▶ **GIVEN REQUEST**
Go to the line that contains "What text is on this page?", then write out that line and all that follow to the end of the listing, exactly and without pictures.

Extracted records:
-- BEGIN --

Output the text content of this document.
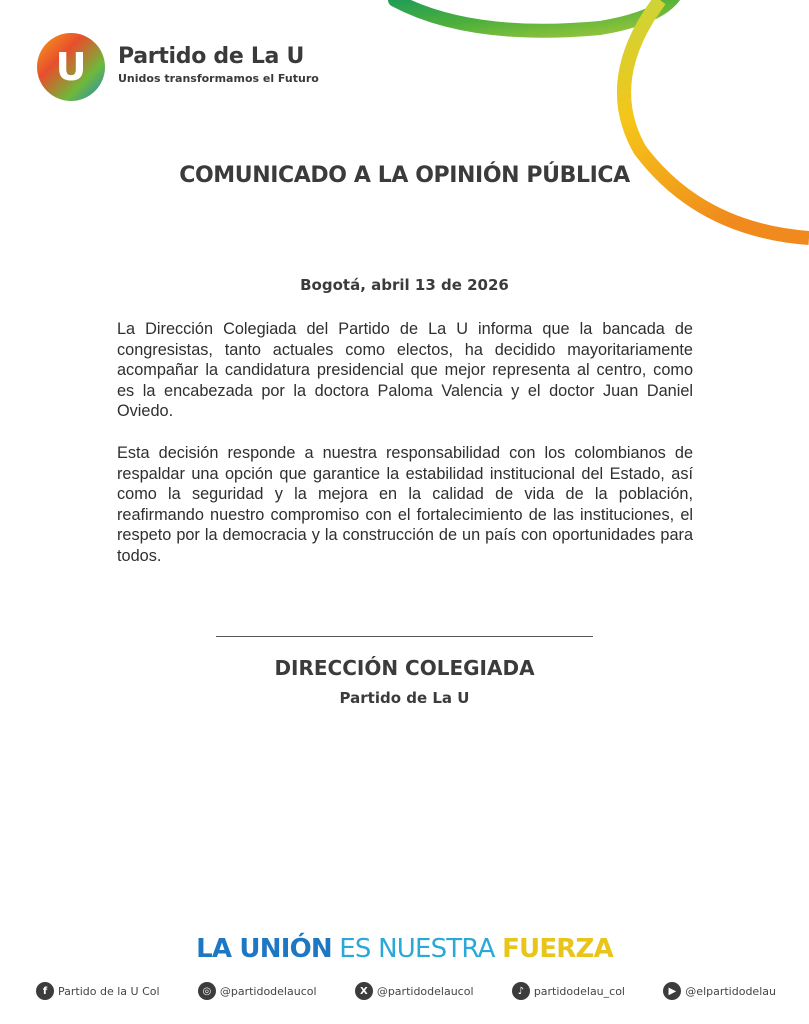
U Partido de La U
Unidos transformamos el Futuro
COMUNICADO A LA OPINIÓN PÚBLICA
Bogotá, abril 13 de 2026

La Dirección Colegiada del Partido de La U informa que la bancada de congresistas, tanto actuales como electos, ha decidido mayoritariamente acompañar la candidatura presidencial que mejor representa al centro, como es la encabezada por la doctora Paloma Valencia y el doctor Juan Daniel Oviedo.

Esta decisión responde a nuestra responsabilidad con los colombianos de respaldar una opción que garantice la estabilidad institucional del Estado, así como la seguridad y la mejora en la calidad de vida de la población, reafirmando nuestro compromiso con el fortalecimiento de las instituciones, el respeto por la democracia y la construcción de un país con oportunidades para todos.

DIRECCIÓN COLEGIADA
Partido de La U
LA UNIÓN ES NUESTRA FUERZA
f Partido de la U Col	◎ @partidodelaucol	X @partidodelaucol	♪ partidodelau_col	▶ @elpartidodelau
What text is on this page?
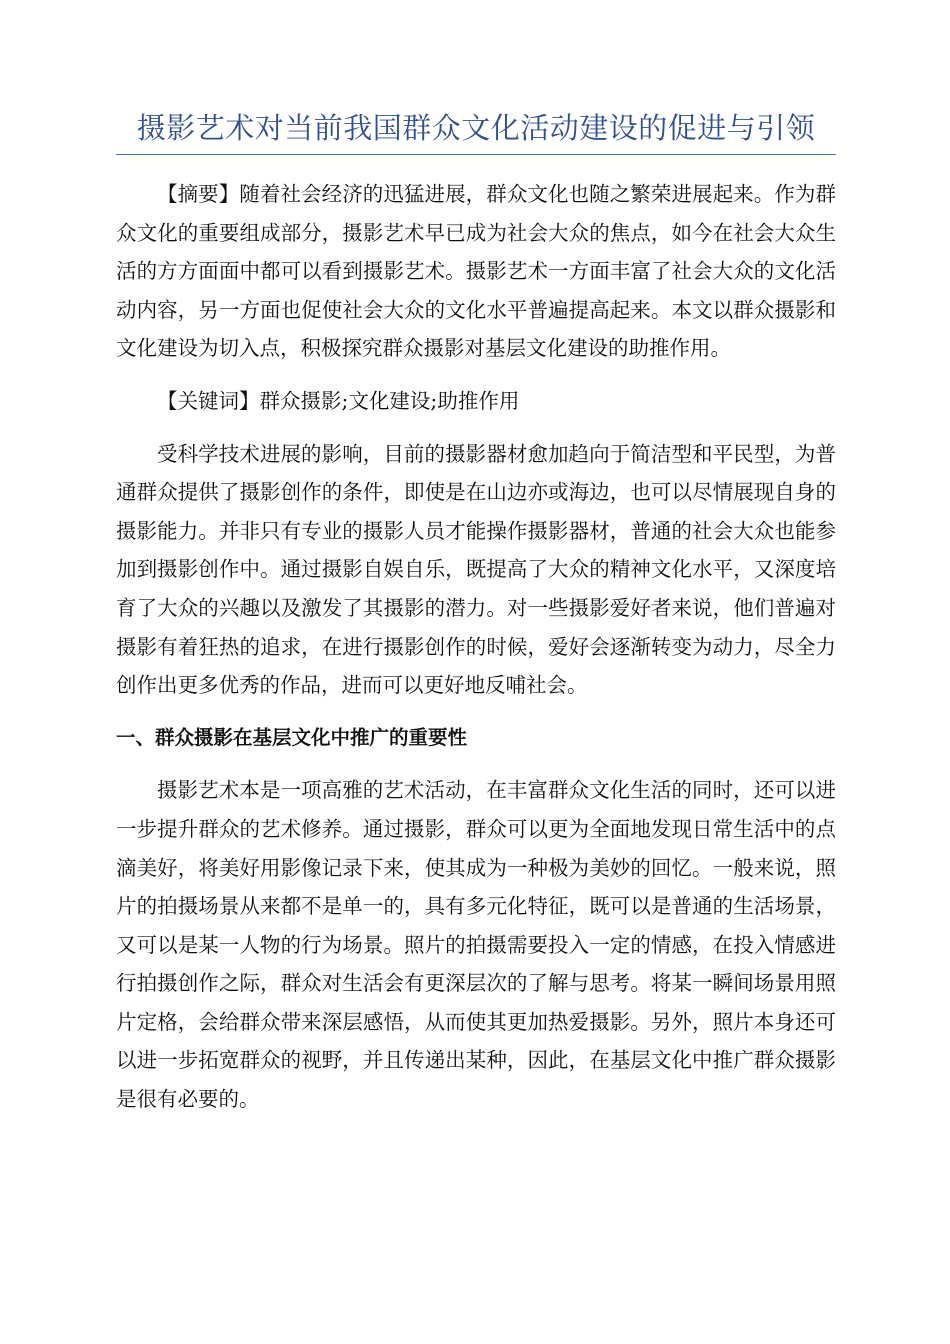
摄影艺术对当前我国群众文化活动建设的促进与引领

【摘要】随着社会经济的迅猛进展，群众文化也随之繁荣进展起来。作为群众文化的重要组成部分，摄影艺术早已成为社会大众的焦点，如今在社会大众生活的方方面面中都可以看到摄影艺术。摄影艺术一方面丰富了社会大众的文化活动内容，另一方面也促使社会大众的文化水平普遍提高起来。本文以群众摄影和文化建设为切入点，积极探究群众摄影对基层文化建设的助推作用。

【关键词】群众摄影;文化建设;助推作用

受科学技术进展的影响，目前的摄影器材愈加趋向于简洁型和平民型，为普通群众提供了摄影创作的条件，即使是在山边亦或海边，也可以尽情展现自身的摄影能力。并非只有专业的摄影人员才能操作摄影器材，普通的社会大众也能参加到摄影创作中。通过摄影自娱自乐，既提高了大众的精神文化水平，又深度培育了大众的兴趣以及激发了其摄影的潜力。对一些摄影爱好者来说，他们普遍对摄影有着狂热的追求，在进行摄影创作的时候，爱好会逐渐转变为动力，尽全力创作出更多优秀的作品，进而可以更好地反哺社会。

一、群众摄影在基层文化中推广的重要性

摄影艺术本是一项高雅的艺术活动，在丰富群众文化生活的同时，还可以进一步提升群众的艺术修养。通过摄影，群众可以更为全面地发现日常生活中的点滴美好，将美好用影像记录下来，使其成为一种极为美妙的回忆。一般来说，照片的拍摄场景从来都不是单一的，具有多元化特征，既可以是普通的生活场景，又可以是某一人物的行为场景。照片的拍摄需要投入一定的情感，在投入情感进行拍摄创作之际，群众对生活会有更深层次的了解与思考。将某一瞬间场景用照片定格，会给群众带来深层感悟，从而使其更加热爱摄影。另外，照片本身还可以进一步拓宽群众的视野，并且传递出某种，因此，在基层文化中推广群众摄影是很有必要的。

-- END --

▶ **RESULT OF THE EXERCISE**
What text is on this page?
摄影艺术对当前我国群众文化活动建设的促进与引领

【摘要】随着社会经济的迅猛进展，群众文化也随之繁荣进展起来。作为群众文化的重要组成部分，摄影艺术早已成为社会大众的焦点，如今在社会大众生活的方方面面中都可以看到摄影艺术。摄影艺术一方面丰富了社会大众的文化活动内容，另一方面也促使社会大众的文化水平普遍提高起来。本文以群众摄影和文化建设为切入点，积极探究群众摄影对基层文化建设的助推作用。

【关键词】群众摄影;文化建设;助推作用

受科学技术进展的影响，目前的摄影器材愈加趋向于简洁型和平民型，为普通群众提供了摄影创作的条件，即使是在山边亦或海边，也可以尽情展现自身的摄影能力。并非只有专业的摄影人员才能操作摄影器材，普通的社会大众也能参加到摄影创作中。通过摄影自娱自乐，既提高了大众的精神文化水平，又深度培育了大众的兴趣以及激发了其摄影的潜力。对一些摄影爱好者来说，他们普遍对摄影有着狂热的追求，在进行摄影创作的时候，爱好会逐渐转变为动力，尽全力创作出更多优秀的作品，进而可以更好地反哺社会。

一、群众摄影在基层文化中推广的重要性

摄影艺术本是一项高雅的艺术活动，在丰富群众文化生活的同时，还可以进一步提升群众的艺术修养。通过摄影，群众可以更为全面地发现日常生活中的点滴美好，将美好用影像记录下来，使其成为一种极为美妙的回忆。一般来说，照片的拍摄场景从来都不是单一的，具有多元化特征，既可以是普通的生活场景，又可以是某一人物的行为场景。照片的拍摄需要投入一定的情感，在投入情感进行拍摄创作之际，群众对生活会有更深层次的了解与思考。将某一瞬间场景用照片定格，会给群众带来深层感悟，从而使其更加热爱摄影。另外，照片本身还可以进一步拓宽群众的视野，并且传递出某种，因此，在基层文化中推广群众摄影是很有必要的。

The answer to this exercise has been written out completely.